▶ _Written exercise_: Filter the entries below, keeping only lines with the word "丁头鼠尾".

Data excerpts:
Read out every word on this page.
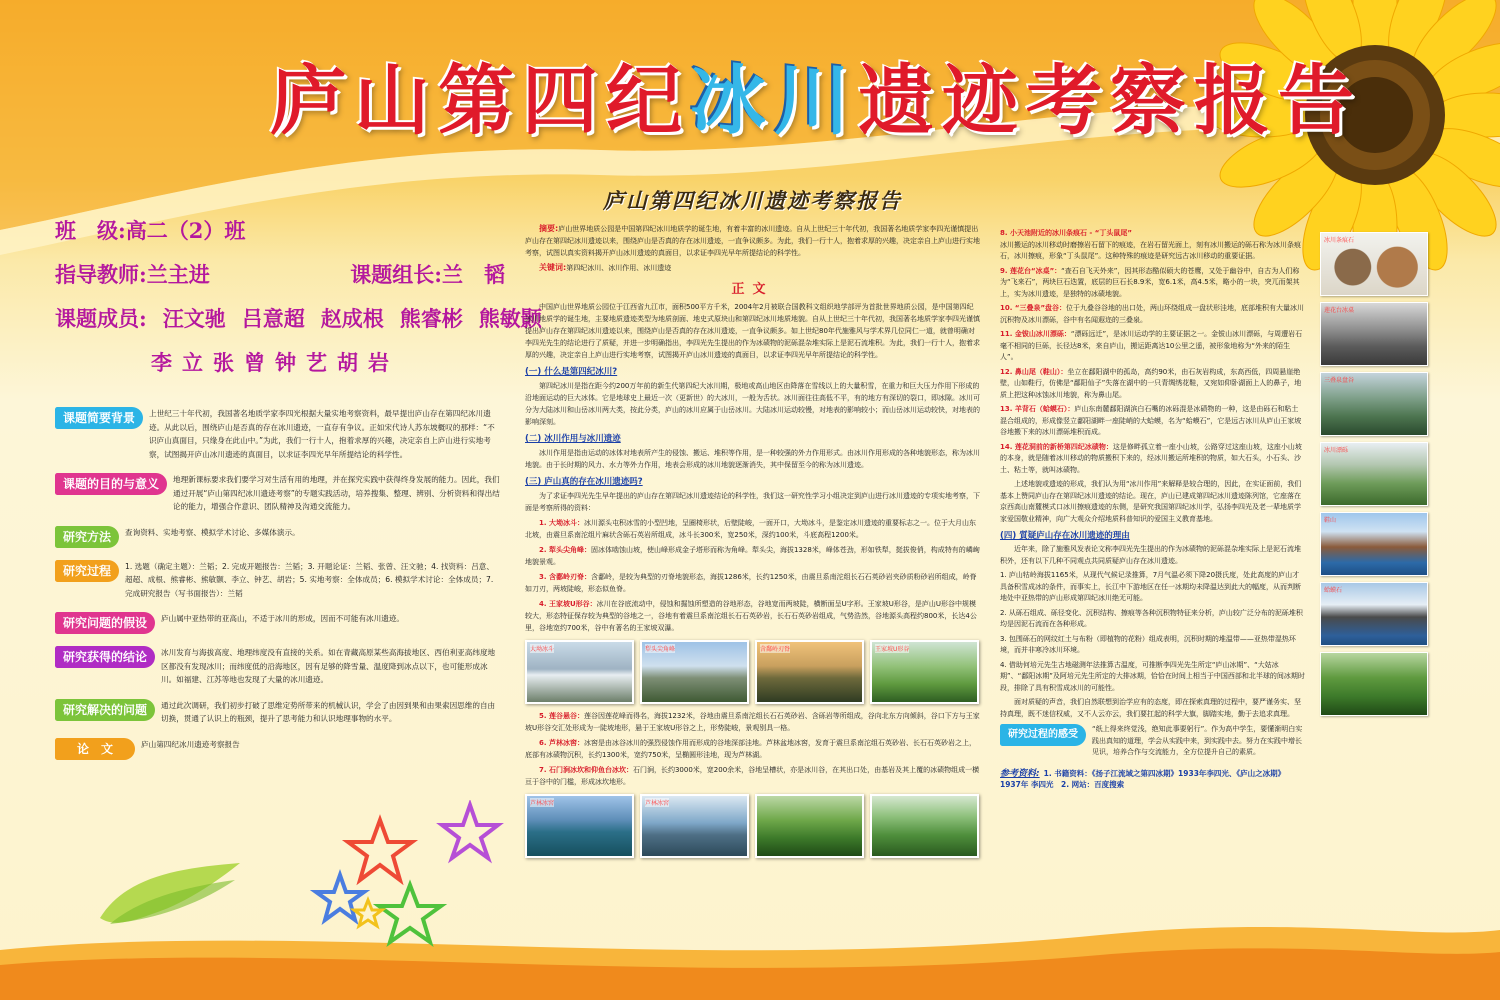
庐山第四纪冰川遗迹考察报告
班　级:高二（2）班
指导教师:兰主进	课题组长:兰　韬
课题成员: 汪文驰 吕意超 赵成根 熊睿彬 熊敏颢
李立张曾钟艺胡岩
课题简要背景	上世纪三十年代初，我国著名地质学家李四光根据大量实地考察资料，最早提出庐山存在第四纪冰川遗迹。从此以后，围绕庐山是否真的存在冰川遗迹，一直存有争议。正如宋代诗人苏东坡概叹的那样：“不识庐山真面目，只缘身在此山中。”为此，我们一行十人，抱着求厚的兴趣，决定亲自上庐山进行实地考察，试图揭开庐山冰川遗迹的真面目，以求证李四光早年所提结论的科学性。

课题的目的与意义	地理新课标要求我们要学习对生活有用的地理，并在探究实践中获得终身发展的能力。因此，我们通过开展“庐山第四纪冰川遗迹考察”的专题实践活动，培养搜集、整理、辨别、分析资料和得出结论的能力，增强合作意识、团队精神及沟通交流能力。

研究方法	查询资料、实地考察、模拟学术讨论、多媒体演示。

研究过程	1. 选题（确定主题）：兰韬；2. 完成开题报告：兰韬；3. 开题论证：兰韬、张曾、汪文驰；4. 找资料：吕意、超超、成根、熊睿彬、熊敏颢、李立、钟艺、胡岩；5. 实地考察：全体成员；6. 模拟学术讨论：全体成员；7. 完成研究报告（写书面报告）：兰韬

研究问题的假设	庐山属中亚热带的亚高山，不适于冰川的形成，因而不可能有冰川遗迹。

研究获得的结论	冰川发育与海拔高度、地理纬度没有直接的关系。如在青藏高原某些高海拔地区、西伯利亚高纬度地区都没有发现冰川；而纬度低的沿海地区，因有足够的降雪量、温度降到冰点以下，也可能形成冰川。如福建、江苏等地也发现了大量的冰川遗迹。

研究解决的问题	通过此次调研，我们初步打破了思维定势所带来的机械认识，学会了由因到果和由果索因思维的自由切换，贯通了认识上的瓶颈，提升了思考能力和认识地理事物的水平。

论　文	庐山第四纪冰川遗迹考察报告

庐山第四纪冰川遗迹考察报告

摘要:庐山世界地质公园是中国第四纪冰川地质学的诞生地，有着丰富的冰川遗迹。自从上世纪三十年代初，我国著名地质学家李四光谨慎提出庐山存在第四纪冰川遗迹以来，围绕庐山是否真的存在冰川遗迹，一直争议颇多。为此，我们一行十人，抱着求厚的兴趣，决定亲自上庐山进行实地考察，试图以真实资料揭开庐山冰川遗迹的真面目，以求证李四光早年所提结论的科学性。

关键词:第四纪冰川、冰川作用、冰川遗迹

正文

中国庐山世界地质公园位于江西省九江市，面积500平方千米，2004年2月被联合国教科文组织地学部评为首批世界地质公园，是中国第四纪冰川地质学的诞生地，主要地质遗迹类型为地质剖面、地史式原块山和第四纪冰川地质地貌。自从上世纪三十年代初，我国著名地质学家李四光谨慎提出庐山存在第四纪冰川遗迹以来，围绕庐山是否真的存在冰川遗迹，一直争议颇多。如上世纪80年代施雅风与学术界几位同仁一道，就曾明确对李四光先生的结论进行了质疑，并进一步明确指出，李四光先生提出的作为冰碛物的泥砾混杂堆实际上是泥石流堆积。为此，我们一行十人，抱着求厚的兴趣，决定亲自上庐山进行实地考察，试图揭开庐山冰川遗迹的真面目，以求证李四光早年所提结论的科学性。

(一) 什么是第四纪冰川?

第四纪冰川是指在距今约200万年前的新生代第四纪大冰川期，极地或高山地区由降落在雪线以上的大量积雪，在重力和巨大压力作用下形成的沿地面运动的巨大冰体。它是地球史上最近一次（更新世）的大冰川，一般为舌状。冰川面往往高低不平，有的地方有深切的裂口，即冰隙。冰川可分为大陆冰川和山岳冰川两大类，按此分类，庐山的冰川应属于山岳冰川。大陆冰川运动较慢，对地表的影响较小；而山岳冰川运动较快，对地表的影响深刻。

(二) 冰川作用与冰川遗迹

冰川作用是指由运动的冰体对地表所产生的侵蚀、搬运、堆积等作用，是一种较强的外力作用形式。由冰川作用形成的各种地貌形态，称为冰川地貌。由于长时期的风力、水力等外力作用，地表会形成的冰川地貌逐渐消失，其中保留至今的称为冰川遗迹。

(三) 庐山真的存在冰川遗迹吗?

为了求证李四光先生早年提出的庐山存在第四纪冰川遗迹结论的科学性，我们这一研究性学习小组决定到庐山进行冰川遗迹的专项实地考察，下面是考察所得的资料：

1. 大坳冰斗：冰川源头屯积冰雪的小型凹地，呈圈椅形状，后壁陡峻，一面开口，大坳冰斗，是鉴定冰川遗迹的重要标志之一。位于大月山东北坡，由震旦系南沱组片麻状含砾石英岩所组成，冰斗长300米，宽250米，深约100米，斗底高程1200米。

2. 犁头尖角峰：固冰体啮蚀山坡，使山峰形成金子塔形而称为角峰。犁头尖，海拔1328米，峰体苍劲，形如铁犁，挺拔俊俏，构成特有的嶙峋地貌景观。

3. 含鄱岭刃脊：含鄱岭，是较为典型的刃脊地貌形态，海拔1286米，长约1250米，由震旦系南沱组长石石英砂岩夹砂质粉砂岩所组成，岭脊如刀刃，两坡陡峻，形态似鱼脊。

4. 王家坡U形谷：冰川在谷底流动中，侵蚀和掘蚀所塑造的谷地形态，谷地宽而两坡陡，横断面呈U字形。王家坡U形谷，是庐山U形谷中规模较大，形态特征保存较为典型的谷地之一，谷地有着震旦系南沱组长石石英砂岩，长石石英砂岩组成，气势浩然，谷地源头高程约800米，长达4公里，谷地宽约700米，谷中有著名的王家坡双瀑。

大坳冰斗	犁头尖角峰	含鄱岭刃脊	王家坡U形谷

5. 莲谷悬谷：莲谷因莲花峰而得名，海拔1232米，谷地由震旦系南沱组长石石英砂岩、含砾岩等所组成，谷向北东方向倾斜，谷口下方与王家坡U形谷交汇处形成为一陡坡地形，悬于王家坡U形谷之上，形势陡峻，景观别具一格。

6. 芦林冰窖：冰窖是由冰谷冰川的强烈侵蚀作用而形成的谷地深部洼地。芦林盆地冰窖，发育于震旦系南沱组石英砂岩、长石石英砂岩之上，底部有冰碛物沉积，长约1300米，宽约750米，呈椭圆形洼地，现为芦林湖。

7. 石门涧冰坎和仰鱼台冰坎：石门涧，长约3000米，宽200余米，谷地呈槽状，亦是冰川谷，在其出口处，由基岩及其上覆的冰碛物组成一横亘于谷中的门槛，形成冰坎地形。

芦林冰窖	芦林冰窖

8. 小天池附近的冰川条痕石 - “丁头鼠尾”
冰川搬运的冰川移动时磨擦岩石留下的痕迹，在岩石留光面上，刻有冰川搬运的砾石称为冰川条痕石，冰川擦痕，形象“丁头鼠尾”。这种特殊的痕迹是研究远古冰川移动的重要证据。

9. 莲花台“冰桌”：“查石自飞天外来”，因其形态酷似硕大的苍鹰，又处于幽谷中，自古为人们称为“飞来石”，两块巨石迭置，底层的巨石长8.9米，宽6.1米，高4.5米，略小的一块，突兀而架其上，实为冰川遗迹，是独特的冰碛地貌。

10. “三叠泉”盘谷：位于九叠谷谷地的出口处，两山环绕组成一盘状形洼地，底部堆积有大量冰川沉积物及冰川漂砾，谷中有名闻遐迩的三叠泉。

11. 金钹山冰川漂砾：“漂砾远迁”，是冰川运动学的主要证据之一。金钹山冰川漂砾，与周遭岩石毫不相同的巨砾，长径达8米，来自庐山，搬运距离达10公里之遥，被形象地称为“外来的陌生人”。

12. 鼻山尾（鞋山）：坐立在鄱阳湖中的孤岛，高约90米，由石灰岩构成，东高西低，四周悬崖绝壁，山如鞋行，仿佛是“鄱阳仙子”失落在湖中的一只青绸绣花鞋，又宛如仰卧湖面上人的鼻子，地质上把这种冰蚀冰川地貌，称为鼻山尾。

13. 羊背石（蛤蟆石）：庐山东南麓鄱阳湖滨白石嘴的冰砾混是冰碛物的一种，这是由砾石和粘土混合组成的，形成像竖立鄱阳湖畔一座陡峭的大蛤蟆，名为“蛤蟆石”，它是远古冰川从庐山王家坡谷地搬下来的冰川漂砾堆积而成。

14. 莲花洞前的新桥第四纪冰碛物：这是修畔孤立着一座小山坡，公路穿过这座山坡，这座小山坡的本身，就是随着冰川移动的物质搬积下来的，经冰川搬运所堆积的物质，如大石头，小石头、沙土、粘土等，就叫冰碛物。

上述地貌或遗迹的形成，我们认为用“冰川作用”来解释是较合理的，因此，在实证面前，我们基本上赞同庐山存在第四纪冰川遗迹的结论。现在，庐山已建成第四纪冰川遗迹陈列馆，它座落在京西高山南麓模式口冰川擦痕遗迹的东侧，是研究我国第四纪冰川学，弘扬李四光及老一辈地质学家爱国敬业精神，向广大观众介绍地质科普知识的爱国主义教育基地。

(四) 質疑庐山存在冰川遗迹的理由

近年来，除了施雅风发表论文称李四光先生提出的作为冰碛物的泥砾混杂堆实际上是泥石流堆积外，还有以下几种不同观点共同质疑庐山存在冰川遗迹。

1. 庐山牯岭海拔1165米，从现代气候记录推算，7月气温必须下降20摄氏度，处此高度的庐山才具备积雪成冰的条件，而事实上，长江中下游地区在任一冰期均未降温达到此大的幅度，从而判断地处中亚热带的庐山形成第四纪冰川绝无可能。

2. 从砾石组成、砾径变化、沉积结构、擦痕等各种沉积物特征来分析，庐山较广泛分布的泥砾堆积均是因泥石流而在各种形成。

3. 包围砾石的网纹红土与布粉（即植物的花粉）组成表明，沉积时期的堆温带——亚热带湿热环境，而并非寒冷冰川环境。

4. 借助何培元先生古地磁测年法推算古温度，可推断李四光先生所定“庐山冰期”、“大姑冰期”、“鄱阳冰期”及阿培元先生所定的大排冰期，恰恰在时间上相当于中国西部和北半球的间冰期时段，排除了具有积雪成冰川的可能性。

面对质疑的声音，我们自然联想到治学应有的态度，即在探索真理的过程中，要严谨务实、坚持真理，既不迷信权威，又不人云亦云，我们要扛起的科学大旗，脚踏实地，勤于去追求真理。

研究过程的感受	“纸上得来终觉浅，绝知此事要躬行”。作为高中学生，要懂渐明白实践出真知的道理，学会从实践中来，到实践中去。努力在实践中增长见识，培养合作与交流能力，全方位提升自己的素质。

参考资料: 1. 书籍资料：《扬子江流域之第四冰期》1933年李四光、《庐山之冰期》1937年 李四光　2. 网站：百度搜索
冰川条痕石
莲花台冰桌
三叠泉盘谷
冰川漂砾
鞋山
蛤蟆石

▶ _Exercise solution_:
8. 小天池附近的冰川条痕石 - “丁头鼠尾”
冰川搬运的冰川移动时磨擦岩石留下的痕迹，在岩石留光面上，刻有冰川搬运的砾石称为冰川条痕石，冰川擦痕，形象“丁头鼠尾”。这种特殊的痕迹是研究远古冰川移动的重要证据。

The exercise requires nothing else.